Task directions: Print the entries below word for word; the pictures stay out of your copy.

Data lines:
-*-

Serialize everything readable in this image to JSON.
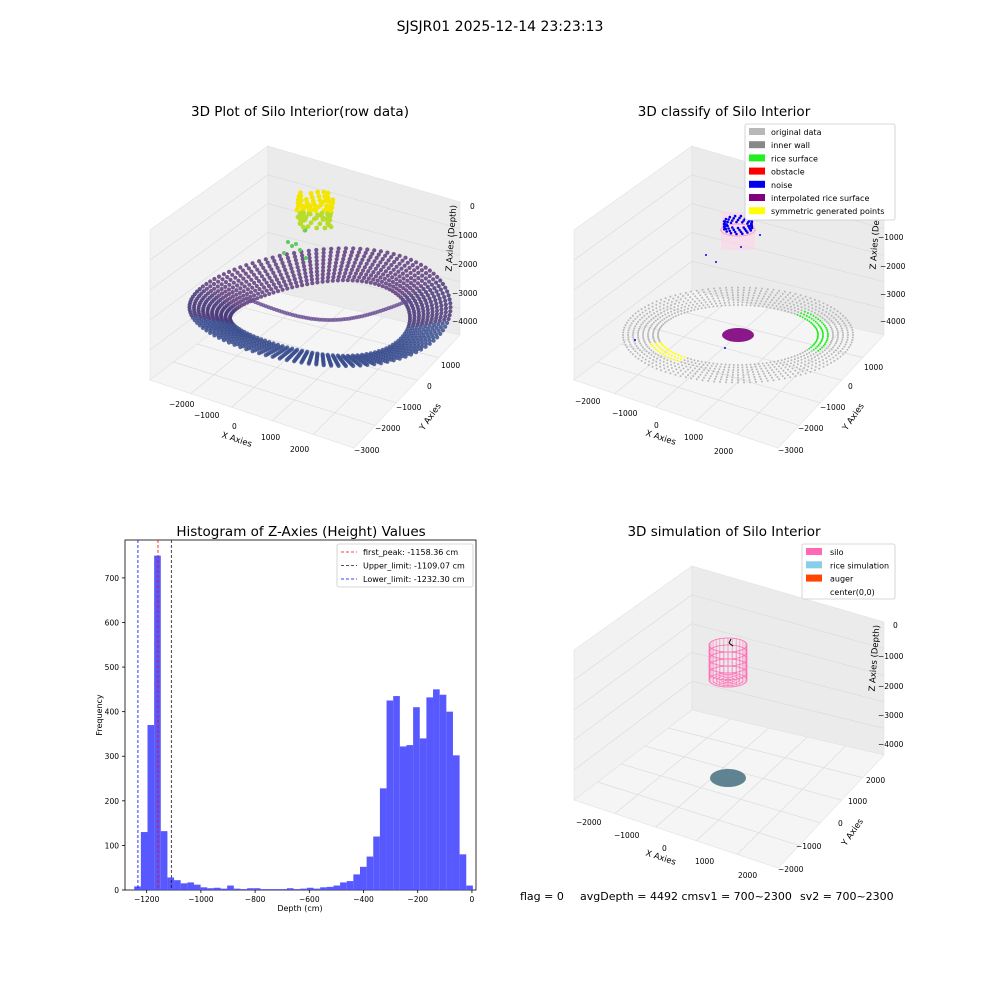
{
  "suptitle": "SJSJR01 2025-12-14 23:23:13",
  "footer": {
    "flag": "flag = 0",
    "avg": "avgDepth = 4492 cmsv1 = 700~2300",
    "sv2": "sv2 = 700~2300"
  },
  "colors": {
    "hist": "#4a4aff",
    "first_peak": "#ff0000",
    "upper_limit": "#1a1a1a",
    "lower_limit": "#0000ff",
    "original": "#b8b8b8",
    "inner_wall": "#888888",
    "rice_surface": "#22ee22",
    "obstacle": "#ff0000",
    "noise": "#0000ee",
    "interpolated": "#800080",
    "symmetric": "#ffff00",
    "silo": "#ff69b4",
    "rice_sim": "#87ceeb",
    "auger": "#ff4500",
    "floor_disc": "#5f8390"
  },
  "chart_data": [
    {
      "type": "scatter3d",
      "title": "3D Plot of Silo Interior(row data)",
      "xlabel": "X Axies",
      "ylabel": "Y Axies",
      "zlabel": "Z Axies (Depth)",
      "x_ticks": [
        "−2000",
        "−1000",
        "0",
        "1000",
        "2000"
      ],
      "y_ticks": [
        "1000",
        "0",
        "−1000",
        "−2000",
        "−3000"
      ],
      "z_ticks": [
        "0",
        "−1000",
        "−2000",
        "−3000",
        "−4000"
      ]
    },
    {
      "type": "scatter3d",
      "title": "3D classify of Silo Interior",
      "xlabel": "X Axies",
      "ylabel": "Y Axies",
      "zlabel": "Z Axies (Depth)",
      "x_ticks": [
        "−2000",
        "−1000",
        "0",
        "1000",
        "2000"
      ],
      "y_ticks": [
        "1000",
        "0",
        "−1000",
        "−2000",
        "−3000"
      ],
      "z_ticks": [
        "0",
        "−1000",
        "−2000",
        "−3000",
        "−4000"
      ],
      "legend": [
        "original data",
        "inner wall",
        "rice surface",
        "obstacle",
        "noise",
        "interpolated rice surface",
        "symmetric generated points"
      ],
      "legend_position": "top-right"
    },
    {
      "type": "bar",
      "title": "Histogram of Z-Axies (Height) Values",
      "xlabel": "Depth (cm)",
      "ylabel": "Frequency",
      "xlim": [
        -1280,
        15
      ],
      "ylim": [
        0,
        785
      ],
      "x_ticks": [
        -1200,
        -1000,
        -800,
        -600,
        -400,
        -200,
        0
      ],
      "x_tick_labels": [
        "−1200",
        "−1000",
        "−800",
        "−600",
        "−400",
        "−200",
        "0"
      ],
      "y_ticks": [
        0,
        100,
        200,
        300,
        400,
        500,
        600,
        700
      ],
      "bin_width": 24.5,
      "bins": [
        [
          -1246,
          8
        ],
        [
          -1221.5,
          130
        ],
        [
          -1197,
          370
        ],
        [
          -1172.5,
          750
        ],
        [
          -1148,
          132
        ],
        [
          -1123.5,
          28
        ],
        [
          -1099,
          22
        ],
        [
          -1074.5,
          15
        ],
        [
          -1050,
          17
        ],
        [
          -1025.5,
          12
        ],
        [
          -1001,
          6
        ],
        [
          -976.5,
          4
        ],
        [
          -952,
          5
        ],
        [
          -927.5,
          3
        ],
        [
          -903,
          10
        ],
        [
          -878.5,
          3
        ],
        [
          -854,
          2
        ],
        [
          -829.5,
          4
        ],
        [
          -805,
          4
        ],
        [
          -780.5,
          2
        ],
        [
          -756,
          2
        ],
        [
          -731.5,
          2
        ],
        [
          -707,
          2
        ],
        [
          -682.5,
          4
        ],
        [
          -658,
          2
        ],
        [
          -633.5,
          3
        ],
        [
          -609,
          5
        ],
        [
          -584.5,
          3
        ],
        [
          -560,
          6
        ],
        [
          -535.5,
          7
        ],
        [
          -511,
          10
        ],
        [
          -486.5,
          17
        ],
        [
          -462,
          20
        ],
        [
          -437.5,
          35
        ],
        [
          -413,
          52
        ],
        [
          -388.5,
          75
        ],
        [
          -364,
          120
        ],
        [
          -339.5,
          228
        ],
        [
          -315,
          425
        ],
        [
          -290.5,
          435
        ],
        [
          -266,
          322
        ],
        [
          -241.5,
          325
        ],
        [
          -217,
          410
        ],
        [
          -192.5,
          340
        ],
        [
          -168,
          432
        ],
        [
          -143.5,
          450
        ],
        [
          -119,
          438
        ],
        [
          -94.5,
          400
        ],
        [
          -70,
          302
        ],
        [
          -45.5,
          80
        ],
        [
          -21,
          10
        ]
      ],
      "vlines": [
        {
          "name": "first_peak: -1158.36 cm",
          "x": -1158.36,
          "style": "first_peak"
        },
        {
          "name": "Upper_limit: -1109.07 cm",
          "x": -1109.07,
          "style": "upper_limit"
        },
        {
          "name": "Lower_limit: -1232.30 cm",
          "x": -1232.3,
          "style": "lower_limit"
        }
      ],
      "legend_position": "top-right"
    },
    {
      "type": "scatter3d",
      "title": "3D simulation of Silo Interior",
      "xlabel": "X Axies",
      "ylabel": "Y Axies",
      "zlabel": "Z Axies (Depth)",
      "x_ticks": [
        "−2000",
        "−1000",
        "0",
        "1000",
        "2000"
      ],
      "y_ticks": [
        "2000",
        "1000",
        "0",
        "−1000",
        "−2000"
      ],
      "z_ticks": [
        "0",
        "−1000",
        "−2000",
        "−3000",
        "−4000"
      ],
      "legend": [
        "silo",
        "rice simulation",
        "auger",
        "center(0,0)"
      ],
      "legend_position": "top-right"
    }
  ]
}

-*-

Answer below:
Serialize everything readable in this image to JSON.
{
  "suptitle": "SJSJR01 2025-12-14 23:23:13",
  "footer": {
    "flag": "flag = 0",
    "avg": "avgDepth = 4492 cmsv1 = 700~2300",
    "sv2": "sv2 = 700~2300"
  },
  "colors": {
    "hist": "#4a4aff",
    "first_peak": "#ff0000",
    "upper_limit": "#1a1a1a",
    "lower_limit": "#0000ff",
    "original": "#b8b8b8",
    "inner_wall": "#888888",
    "rice_surface": "#22ee22",
    "obstacle": "#ff0000",
    "noise": "#0000ee",
    "interpolated": "#800080",
    "symmetric": "#ffff00",
    "silo": "#ff69b4",
    "rice_sim": "#87ceeb",
    "auger": "#ff4500",
    "floor_disc": "#5f8390"
  },
  "chart_data": [
    {
      "type": "scatter3d",
      "title": "3D Plot of Silo Interior(row data)",
      "xlabel": "X Axies",
      "ylabel": "Y Axies",
      "zlabel": "Z Axies (Depth)",
      "x_ticks": [
        "−2000",
        "−1000",
        "0",
        "1000",
        "2000"
      ],
      "y_ticks": [
        "1000",
        "0",
        "−1000",
        "−2000",
        "−3000"
      ],
      "z_ticks": [
        "0",
        "−1000",
        "−2000",
        "−3000",
        "−4000"
      ]
    },
    {
      "type": "scatter3d",
      "title": "3D classify of Silo Interior",
      "xlabel": "X Axies",
      "ylabel": "Y Axies",
      "zlabel": "Z Axies (Depth)",
      "x_ticks": [
        "−2000",
        "−1000",
        "0",
        "1000",
        "2000"
      ],
      "y_ticks": [
        "1000",
        "0",
        "−1000",
        "−2000",
        "−3000"
      ],
      "z_ticks": [
        "0",
        "−1000",
        "−2000",
        "−3000",
        "−4000"
      ],
      "legend": [
        "original data",
        "inner wall",
        "rice surface",
        "obstacle",
        "noise",
        "interpolated rice surface",
        "symmetric generated points"
      ],
      "legend_position": "top-right"
    },
    {
      "type": "bar",
      "title": "Histogram of Z-Axies (Height) Values",
      "xlabel": "Depth (cm)",
      "ylabel": "Frequency",
      "xlim": [
        -1280,
        15
      ],
      "ylim": [
        0,
        785
      ],
      "x_ticks": [
        -1200,
        -1000,
        -800,
        -600,
        -400,
        -200,
        0
      ],
      "x_tick_labels": [
        "−1200",
        "−1000",
        "−800",
        "−600",
        "−400",
        "−200",
        "0"
      ],
      "y_ticks": [
        0,
        100,
        200,
        300,
        400,
        500,
        600,
        700
      ],
      "bin_width": 24.5,
      "bins": [
        [
          -1246,
          8
        ],
        [
          -1221.5,
          130
        ],
        [
          -1197,
          370
        ],
        [
          -1172.5,
          750
        ],
        [
          -1148,
          132
        ],
        [
          -1123.5,
          28
        ],
        [
          -1099,
          22
        ],
        [
          -1074.5,
          15
        ],
        [
          -1050,
          17
        ],
        [
          -1025.5,
          12
        ],
        [
          -1001,
          6
        ],
        [
          -976.5,
          4
        ],
        [
          -952,
          5
        ],
        [
          -927.5,
          3
        ],
        [
          -903,
          10
        ],
        [
          -878.5,
          3
        ],
        [
          -854,
          2
        ],
        [
          -829.5,
          4
        ],
        [
          -805,
          4
        ],
        [
          -780.5,
          2
        ],
        [
          -756,
          2
        ],
        [
          -731.5,
          2
        ],
        [
          -707,
          2
        ],
        [
          -682.5,
          4
        ],
        [
          -658,
          2
        ],
        [
          -633.5,
          3
        ],
        [
          -609,
          5
        ],
        [
          -584.5,
          3
        ],
        [
          -560,
          6
        ],
        [
          -535.5,
          7
        ],
        [
          -511,
          10
        ],
        [
          -486.5,
          17
        ],
        [
          -462,
          20
        ],
        [
          -437.5,
          35
        ],
        [
          -413,
          52
        ],
        [
          -388.5,
          75
        ],
        [
          -364,
          120
        ],
        [
          -339.5,
          228
        ],
        [
          -315,
          425
        ],
        [
          -290.5,
          435
        ],
        [
          -266,
          322
        ],
        [
          -241.5,
          325
        ],
        [
          -217,
          410
        ],
        [
          -192.5,
          340
        ],
        [
          -168,
          432
        ],
        [
          -143.5,
          450
        ],
        [
          -119,
          438
        ],
        [
          -94.5,
          400
        ],
        [
          -70,
          302
        ],
        [
          -45.5,
          80
        ],
        [
          -21,
          10
        ]
      ],
      "vlines": [
        {
          "name": "first_peak: -1158.36 cm",
          "x": -1158.36,
          "style": "first_peak"
        },
        {
          "name": "Upper_limit: -1109.07 cm",
          "x": -1109.07,
          "style": "upper_limit"
        },
        {
          "name": "Lower_limit: -1232.30 cm",
          "x": -1232.3,
          "style": "lower_limit"
        }
      ],
      "legend_position": "top-right"
    },
    {
      "type": "scatter3d",
      "title": "3D simulation of Silo Interior",
      "xlabel": "X Axies",
      "ylabel": "Y Axies",
      "zlabel": "Z Axies (Depth)",
      "x_ticks": [
        "−2000",
        "−1000",
        "0",
        "1000",
        "2000"
      ],
      "y_ticks": [
        "2000",
        "1000",
        "0",
        "−1000",
        "−2000"
      ],
      "z_ticks": [
        "0",
        "−1000",
        "−2000",
        "−3000",
        "−4000"
      ],
      "legend": [
        "silo",
        "rice simulation",
        "auger",
        "center(0,0)"
      ],
      "legend_position": "top-right"
    }
  ]
}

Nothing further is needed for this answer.